>>>>

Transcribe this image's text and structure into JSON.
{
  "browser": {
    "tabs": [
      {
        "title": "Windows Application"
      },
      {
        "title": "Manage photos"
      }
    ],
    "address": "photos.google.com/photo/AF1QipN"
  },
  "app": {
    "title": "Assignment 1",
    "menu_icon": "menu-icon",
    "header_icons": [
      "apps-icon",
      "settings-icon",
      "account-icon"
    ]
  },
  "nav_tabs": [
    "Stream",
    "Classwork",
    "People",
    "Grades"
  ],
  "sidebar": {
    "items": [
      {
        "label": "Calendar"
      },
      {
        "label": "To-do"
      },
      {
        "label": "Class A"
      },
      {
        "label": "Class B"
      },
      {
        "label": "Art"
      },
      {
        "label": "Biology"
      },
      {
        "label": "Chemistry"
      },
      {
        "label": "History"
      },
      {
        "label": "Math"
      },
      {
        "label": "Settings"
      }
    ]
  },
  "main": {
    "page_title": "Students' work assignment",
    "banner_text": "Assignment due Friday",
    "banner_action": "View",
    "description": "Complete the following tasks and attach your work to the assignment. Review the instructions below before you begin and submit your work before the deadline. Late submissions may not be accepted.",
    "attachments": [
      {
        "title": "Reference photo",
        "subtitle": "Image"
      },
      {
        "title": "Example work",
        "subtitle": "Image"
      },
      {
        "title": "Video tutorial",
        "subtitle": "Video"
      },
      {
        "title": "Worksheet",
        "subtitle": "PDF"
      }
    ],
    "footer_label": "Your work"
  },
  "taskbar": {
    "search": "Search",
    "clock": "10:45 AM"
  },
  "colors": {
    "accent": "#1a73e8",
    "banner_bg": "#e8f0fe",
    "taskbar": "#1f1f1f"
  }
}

<<<<
>>>>

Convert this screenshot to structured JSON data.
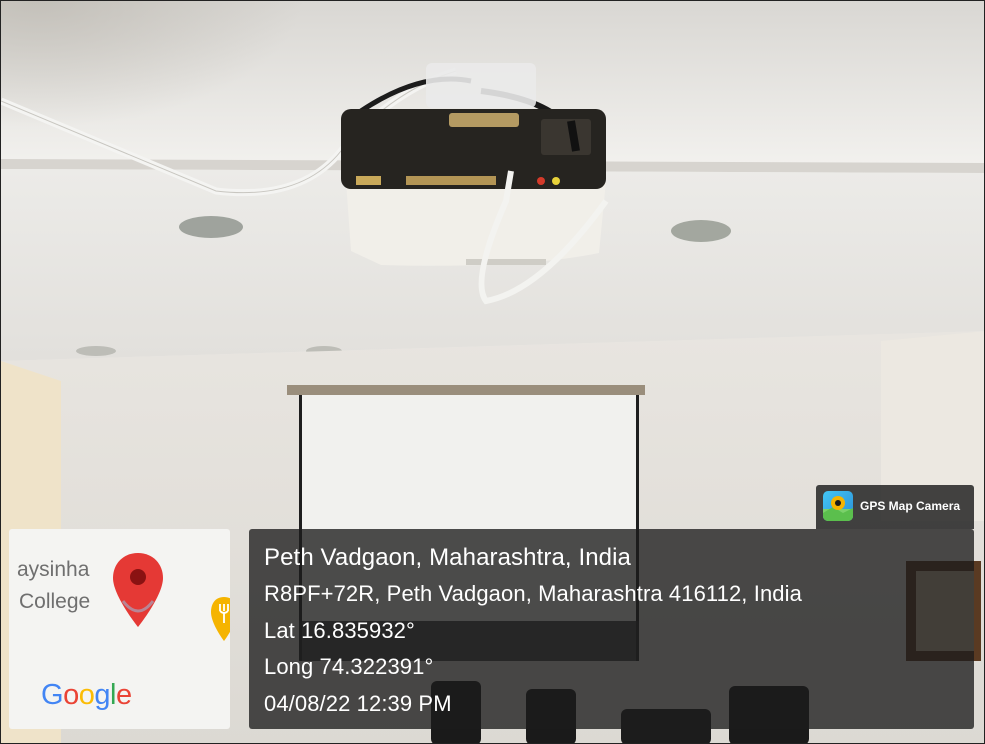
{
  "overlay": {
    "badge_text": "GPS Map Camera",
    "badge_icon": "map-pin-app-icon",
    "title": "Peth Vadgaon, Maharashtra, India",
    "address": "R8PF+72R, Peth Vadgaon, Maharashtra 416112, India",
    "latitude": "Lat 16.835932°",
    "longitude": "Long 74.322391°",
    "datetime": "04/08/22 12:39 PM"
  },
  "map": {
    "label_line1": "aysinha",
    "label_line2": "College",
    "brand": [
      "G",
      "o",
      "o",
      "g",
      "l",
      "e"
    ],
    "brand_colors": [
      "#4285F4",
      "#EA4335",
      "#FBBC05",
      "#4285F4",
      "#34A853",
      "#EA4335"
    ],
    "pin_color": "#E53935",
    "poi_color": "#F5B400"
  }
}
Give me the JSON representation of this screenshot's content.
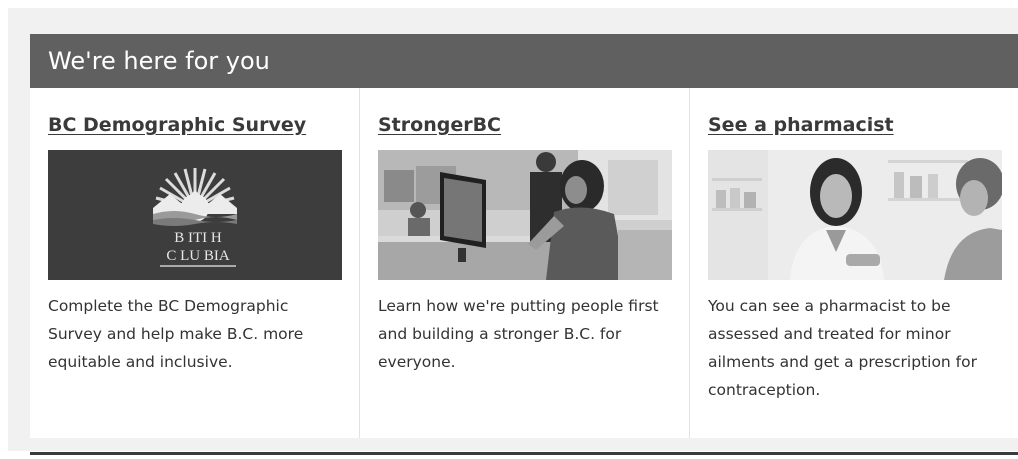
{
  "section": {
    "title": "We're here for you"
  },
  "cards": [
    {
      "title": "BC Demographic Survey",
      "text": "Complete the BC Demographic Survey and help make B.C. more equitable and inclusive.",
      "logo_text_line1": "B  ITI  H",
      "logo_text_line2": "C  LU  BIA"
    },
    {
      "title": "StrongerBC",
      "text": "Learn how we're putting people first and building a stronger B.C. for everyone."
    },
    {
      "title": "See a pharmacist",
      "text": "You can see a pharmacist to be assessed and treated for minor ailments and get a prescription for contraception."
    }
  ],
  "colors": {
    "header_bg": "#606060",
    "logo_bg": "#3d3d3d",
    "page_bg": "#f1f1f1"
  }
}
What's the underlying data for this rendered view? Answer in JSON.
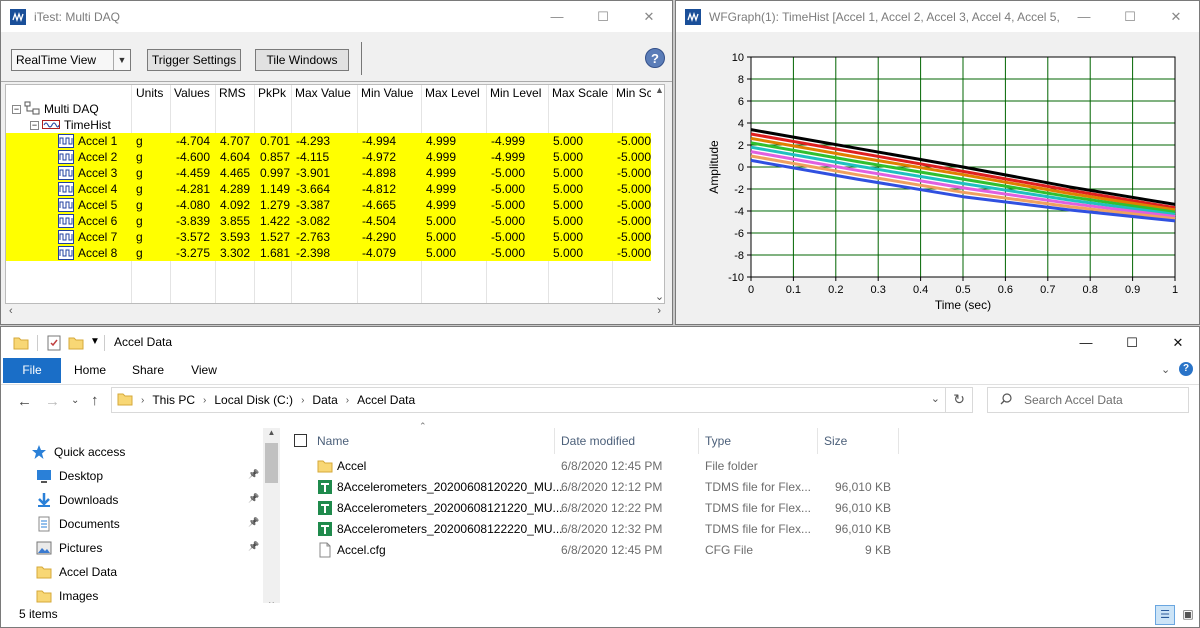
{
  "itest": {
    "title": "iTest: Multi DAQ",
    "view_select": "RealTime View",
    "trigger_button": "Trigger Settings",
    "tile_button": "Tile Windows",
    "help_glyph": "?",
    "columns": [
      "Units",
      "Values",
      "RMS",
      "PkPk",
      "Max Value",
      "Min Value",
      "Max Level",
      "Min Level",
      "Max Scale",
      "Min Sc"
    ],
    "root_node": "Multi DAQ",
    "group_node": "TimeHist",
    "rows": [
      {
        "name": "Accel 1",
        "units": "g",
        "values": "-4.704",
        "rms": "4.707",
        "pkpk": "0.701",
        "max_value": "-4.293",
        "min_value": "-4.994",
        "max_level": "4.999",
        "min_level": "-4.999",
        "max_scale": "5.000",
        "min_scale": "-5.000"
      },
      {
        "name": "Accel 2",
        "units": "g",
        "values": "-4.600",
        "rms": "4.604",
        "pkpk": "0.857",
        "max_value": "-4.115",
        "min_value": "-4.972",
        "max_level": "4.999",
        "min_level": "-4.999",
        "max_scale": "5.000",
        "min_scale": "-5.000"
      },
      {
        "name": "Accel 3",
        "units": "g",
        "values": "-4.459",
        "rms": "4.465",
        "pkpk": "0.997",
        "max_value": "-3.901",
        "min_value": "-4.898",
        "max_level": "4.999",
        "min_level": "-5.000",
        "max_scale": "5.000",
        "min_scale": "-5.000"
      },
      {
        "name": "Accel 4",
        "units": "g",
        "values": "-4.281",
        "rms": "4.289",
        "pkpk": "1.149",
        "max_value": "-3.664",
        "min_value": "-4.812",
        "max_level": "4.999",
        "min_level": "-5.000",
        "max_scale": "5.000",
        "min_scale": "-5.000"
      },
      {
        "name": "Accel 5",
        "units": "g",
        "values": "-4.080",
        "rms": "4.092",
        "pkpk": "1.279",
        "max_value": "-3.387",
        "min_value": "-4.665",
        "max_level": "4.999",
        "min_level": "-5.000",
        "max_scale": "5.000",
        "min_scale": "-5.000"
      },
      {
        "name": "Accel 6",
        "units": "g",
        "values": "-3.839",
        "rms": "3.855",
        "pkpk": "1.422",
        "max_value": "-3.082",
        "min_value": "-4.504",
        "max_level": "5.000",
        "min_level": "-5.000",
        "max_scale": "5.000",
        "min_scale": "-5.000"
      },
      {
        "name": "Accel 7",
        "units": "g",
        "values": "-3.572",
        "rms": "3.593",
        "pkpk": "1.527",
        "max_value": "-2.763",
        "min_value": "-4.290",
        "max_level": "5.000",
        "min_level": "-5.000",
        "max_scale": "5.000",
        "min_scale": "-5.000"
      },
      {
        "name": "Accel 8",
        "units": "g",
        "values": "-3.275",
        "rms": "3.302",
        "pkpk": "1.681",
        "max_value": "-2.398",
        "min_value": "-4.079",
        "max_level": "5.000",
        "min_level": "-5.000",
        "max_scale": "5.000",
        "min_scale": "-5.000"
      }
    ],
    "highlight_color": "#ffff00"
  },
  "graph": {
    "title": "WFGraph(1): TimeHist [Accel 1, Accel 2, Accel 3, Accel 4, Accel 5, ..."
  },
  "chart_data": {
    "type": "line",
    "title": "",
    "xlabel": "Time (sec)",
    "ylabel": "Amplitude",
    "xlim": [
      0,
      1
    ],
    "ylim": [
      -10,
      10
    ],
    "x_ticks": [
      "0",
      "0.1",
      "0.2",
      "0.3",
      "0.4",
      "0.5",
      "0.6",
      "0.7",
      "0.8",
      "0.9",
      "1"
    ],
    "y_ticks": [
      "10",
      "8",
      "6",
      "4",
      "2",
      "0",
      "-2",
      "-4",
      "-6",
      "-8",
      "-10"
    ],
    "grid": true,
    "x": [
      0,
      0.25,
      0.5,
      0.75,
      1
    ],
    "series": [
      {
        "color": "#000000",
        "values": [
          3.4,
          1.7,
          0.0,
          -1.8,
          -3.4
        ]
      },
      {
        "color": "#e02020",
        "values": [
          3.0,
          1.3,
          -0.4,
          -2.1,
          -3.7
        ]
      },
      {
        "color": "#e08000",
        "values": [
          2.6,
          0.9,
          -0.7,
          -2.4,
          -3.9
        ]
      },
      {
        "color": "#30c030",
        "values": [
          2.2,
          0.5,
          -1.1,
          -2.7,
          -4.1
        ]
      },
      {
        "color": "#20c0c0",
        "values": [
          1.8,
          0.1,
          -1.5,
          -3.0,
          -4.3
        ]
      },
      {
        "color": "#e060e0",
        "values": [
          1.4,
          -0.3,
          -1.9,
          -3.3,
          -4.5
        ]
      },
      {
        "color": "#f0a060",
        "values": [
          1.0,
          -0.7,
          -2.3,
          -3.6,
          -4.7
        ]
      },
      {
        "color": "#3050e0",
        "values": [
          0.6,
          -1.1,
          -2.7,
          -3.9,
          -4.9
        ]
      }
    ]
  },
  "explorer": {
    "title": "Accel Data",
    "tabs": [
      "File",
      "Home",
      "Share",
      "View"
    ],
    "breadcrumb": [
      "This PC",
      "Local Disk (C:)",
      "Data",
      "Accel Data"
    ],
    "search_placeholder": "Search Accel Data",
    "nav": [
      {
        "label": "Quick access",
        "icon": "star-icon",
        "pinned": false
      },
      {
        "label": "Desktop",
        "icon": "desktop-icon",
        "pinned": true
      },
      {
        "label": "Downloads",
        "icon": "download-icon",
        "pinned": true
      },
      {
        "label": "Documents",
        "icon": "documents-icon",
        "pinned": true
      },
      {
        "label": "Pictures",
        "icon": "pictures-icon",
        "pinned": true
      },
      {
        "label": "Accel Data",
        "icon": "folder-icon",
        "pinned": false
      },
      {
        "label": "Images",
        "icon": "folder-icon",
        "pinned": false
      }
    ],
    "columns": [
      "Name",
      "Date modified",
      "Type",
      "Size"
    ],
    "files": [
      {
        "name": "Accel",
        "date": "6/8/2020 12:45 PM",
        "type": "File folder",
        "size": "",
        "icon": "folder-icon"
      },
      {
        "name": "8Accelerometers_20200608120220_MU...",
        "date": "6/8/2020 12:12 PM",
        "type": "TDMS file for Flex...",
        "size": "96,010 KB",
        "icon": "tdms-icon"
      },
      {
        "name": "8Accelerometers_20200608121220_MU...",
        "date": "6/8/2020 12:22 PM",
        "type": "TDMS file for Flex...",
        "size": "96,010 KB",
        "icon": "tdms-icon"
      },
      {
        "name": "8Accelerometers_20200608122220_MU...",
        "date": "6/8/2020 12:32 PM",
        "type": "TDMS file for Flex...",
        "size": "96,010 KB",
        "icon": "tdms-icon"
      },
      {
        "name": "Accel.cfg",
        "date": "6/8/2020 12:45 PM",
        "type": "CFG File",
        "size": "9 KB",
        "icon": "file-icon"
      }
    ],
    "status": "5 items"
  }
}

<<<<
>>>>

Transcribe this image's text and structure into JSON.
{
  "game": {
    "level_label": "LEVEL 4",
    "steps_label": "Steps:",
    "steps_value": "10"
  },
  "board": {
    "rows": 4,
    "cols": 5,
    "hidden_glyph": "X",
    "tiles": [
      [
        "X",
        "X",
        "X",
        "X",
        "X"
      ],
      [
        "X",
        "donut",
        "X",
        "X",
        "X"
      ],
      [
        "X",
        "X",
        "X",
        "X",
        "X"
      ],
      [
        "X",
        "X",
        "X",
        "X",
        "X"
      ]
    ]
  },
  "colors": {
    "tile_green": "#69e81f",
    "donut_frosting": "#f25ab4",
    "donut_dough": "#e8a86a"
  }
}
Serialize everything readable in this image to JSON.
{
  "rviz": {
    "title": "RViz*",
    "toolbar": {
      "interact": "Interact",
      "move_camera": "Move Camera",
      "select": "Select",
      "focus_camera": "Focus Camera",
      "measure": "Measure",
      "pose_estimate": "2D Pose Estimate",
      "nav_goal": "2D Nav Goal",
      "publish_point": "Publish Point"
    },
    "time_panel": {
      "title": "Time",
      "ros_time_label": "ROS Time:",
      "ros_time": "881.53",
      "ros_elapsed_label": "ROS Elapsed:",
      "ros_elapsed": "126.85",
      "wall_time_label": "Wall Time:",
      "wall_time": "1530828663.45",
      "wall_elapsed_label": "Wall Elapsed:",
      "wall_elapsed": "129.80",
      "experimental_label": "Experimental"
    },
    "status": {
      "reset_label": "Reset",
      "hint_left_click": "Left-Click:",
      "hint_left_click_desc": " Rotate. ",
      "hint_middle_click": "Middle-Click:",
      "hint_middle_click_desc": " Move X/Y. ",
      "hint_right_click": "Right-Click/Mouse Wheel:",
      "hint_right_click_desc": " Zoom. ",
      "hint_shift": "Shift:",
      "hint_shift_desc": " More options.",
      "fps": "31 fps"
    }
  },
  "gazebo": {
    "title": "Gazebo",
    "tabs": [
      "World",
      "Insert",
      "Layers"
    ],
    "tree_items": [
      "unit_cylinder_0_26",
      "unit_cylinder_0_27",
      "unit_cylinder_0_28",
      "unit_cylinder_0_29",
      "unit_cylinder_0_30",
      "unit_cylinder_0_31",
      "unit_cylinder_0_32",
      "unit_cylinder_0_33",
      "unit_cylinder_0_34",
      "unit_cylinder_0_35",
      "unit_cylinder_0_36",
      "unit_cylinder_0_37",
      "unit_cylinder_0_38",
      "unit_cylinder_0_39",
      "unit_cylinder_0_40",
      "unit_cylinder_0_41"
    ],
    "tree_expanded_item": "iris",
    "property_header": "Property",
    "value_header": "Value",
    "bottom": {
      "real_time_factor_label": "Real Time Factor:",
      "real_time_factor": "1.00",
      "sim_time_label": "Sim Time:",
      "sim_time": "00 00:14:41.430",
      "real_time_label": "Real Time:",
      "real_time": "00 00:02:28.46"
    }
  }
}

<<<<

**Work required**
Return each line with "Video".

**Answer to the task**
        "title": "Video tutorial",
        "subtitle": "Video"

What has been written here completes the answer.